# REQUIREMENTS:
Copy, from the entries below, each line in which the string "Management" appears.

# EXTRACTED DATA:
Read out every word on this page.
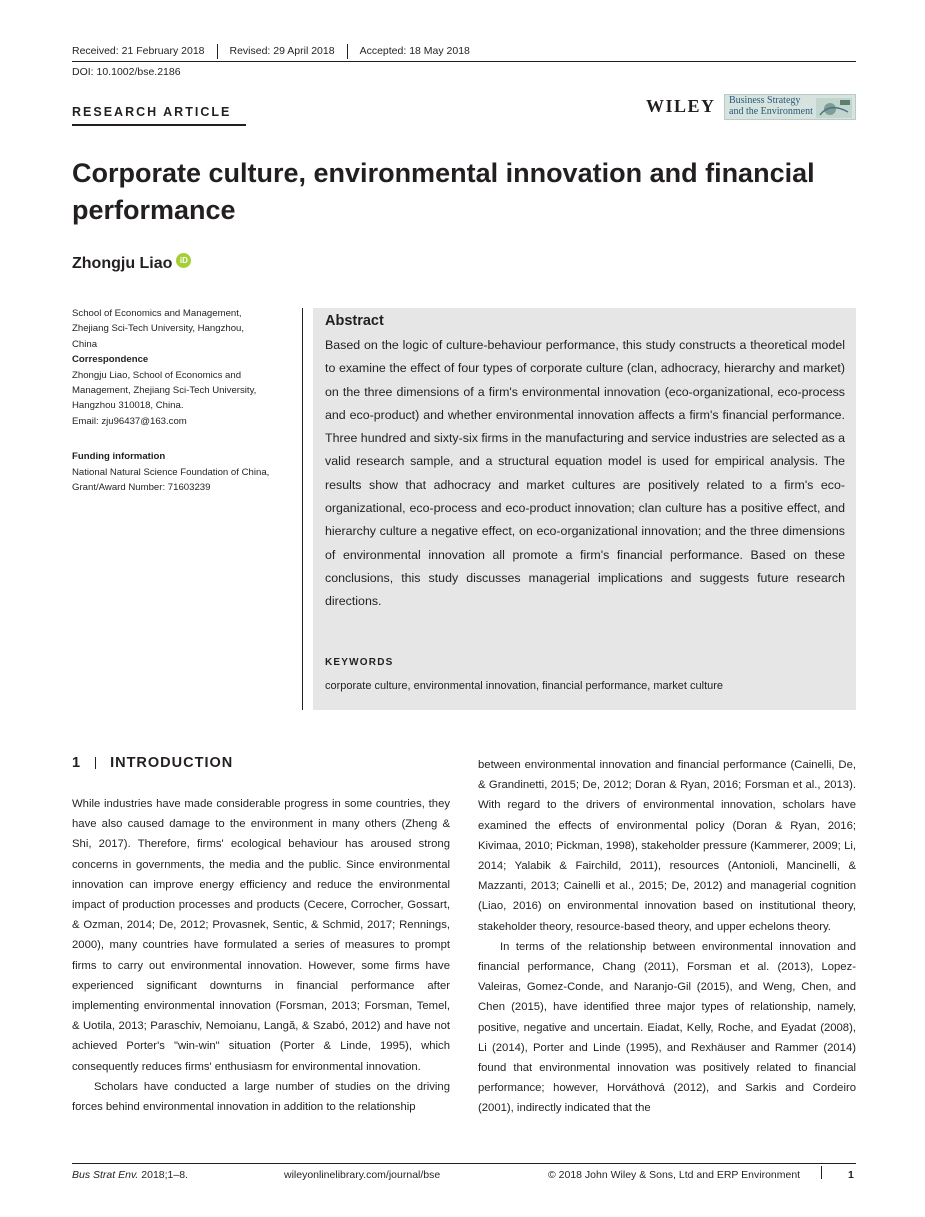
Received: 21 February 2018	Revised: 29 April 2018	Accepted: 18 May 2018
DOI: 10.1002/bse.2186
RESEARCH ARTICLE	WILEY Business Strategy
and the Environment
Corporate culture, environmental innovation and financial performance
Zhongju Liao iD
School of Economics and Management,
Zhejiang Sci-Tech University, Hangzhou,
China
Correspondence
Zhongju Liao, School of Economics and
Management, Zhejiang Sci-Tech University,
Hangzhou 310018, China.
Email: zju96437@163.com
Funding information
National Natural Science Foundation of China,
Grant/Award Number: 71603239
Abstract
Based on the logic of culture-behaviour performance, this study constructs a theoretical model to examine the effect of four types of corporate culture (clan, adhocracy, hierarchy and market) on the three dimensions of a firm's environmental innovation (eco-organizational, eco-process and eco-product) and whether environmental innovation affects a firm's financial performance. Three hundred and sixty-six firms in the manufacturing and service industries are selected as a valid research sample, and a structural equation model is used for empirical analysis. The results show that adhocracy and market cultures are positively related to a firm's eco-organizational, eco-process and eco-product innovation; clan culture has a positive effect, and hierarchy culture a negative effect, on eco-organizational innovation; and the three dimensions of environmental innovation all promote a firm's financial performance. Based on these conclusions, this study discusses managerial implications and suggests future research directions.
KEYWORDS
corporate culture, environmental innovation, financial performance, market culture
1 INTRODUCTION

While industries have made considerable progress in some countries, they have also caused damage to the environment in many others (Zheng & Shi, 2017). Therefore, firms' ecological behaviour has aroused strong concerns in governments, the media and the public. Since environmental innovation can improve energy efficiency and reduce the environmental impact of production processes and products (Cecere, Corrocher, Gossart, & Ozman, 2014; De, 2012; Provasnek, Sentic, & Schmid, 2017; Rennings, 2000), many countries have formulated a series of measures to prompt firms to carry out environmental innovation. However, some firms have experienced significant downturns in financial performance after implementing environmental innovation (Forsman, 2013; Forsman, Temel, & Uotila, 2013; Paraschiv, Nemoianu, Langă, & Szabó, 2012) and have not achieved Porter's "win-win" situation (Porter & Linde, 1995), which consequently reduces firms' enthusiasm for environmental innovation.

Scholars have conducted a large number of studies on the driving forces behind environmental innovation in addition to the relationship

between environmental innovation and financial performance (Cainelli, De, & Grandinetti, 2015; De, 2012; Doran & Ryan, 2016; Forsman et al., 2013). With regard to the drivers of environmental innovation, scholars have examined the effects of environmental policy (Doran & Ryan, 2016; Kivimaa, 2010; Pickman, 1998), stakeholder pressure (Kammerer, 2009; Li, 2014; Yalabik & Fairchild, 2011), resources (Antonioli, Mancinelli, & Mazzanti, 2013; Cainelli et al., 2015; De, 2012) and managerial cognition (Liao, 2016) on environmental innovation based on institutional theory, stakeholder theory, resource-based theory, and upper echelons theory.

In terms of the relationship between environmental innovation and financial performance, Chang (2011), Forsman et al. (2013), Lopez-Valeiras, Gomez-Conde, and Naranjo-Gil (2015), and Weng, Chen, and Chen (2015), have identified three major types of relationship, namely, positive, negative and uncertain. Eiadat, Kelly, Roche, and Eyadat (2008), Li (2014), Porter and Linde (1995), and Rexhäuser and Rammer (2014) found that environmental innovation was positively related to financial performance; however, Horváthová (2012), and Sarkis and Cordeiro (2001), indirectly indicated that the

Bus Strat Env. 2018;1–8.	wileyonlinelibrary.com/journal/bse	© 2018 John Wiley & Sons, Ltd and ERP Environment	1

# RESPONSE FOR THIS EXERCISE:
School of Economics and Management,
Management, Zhejiang Sci-Tech University,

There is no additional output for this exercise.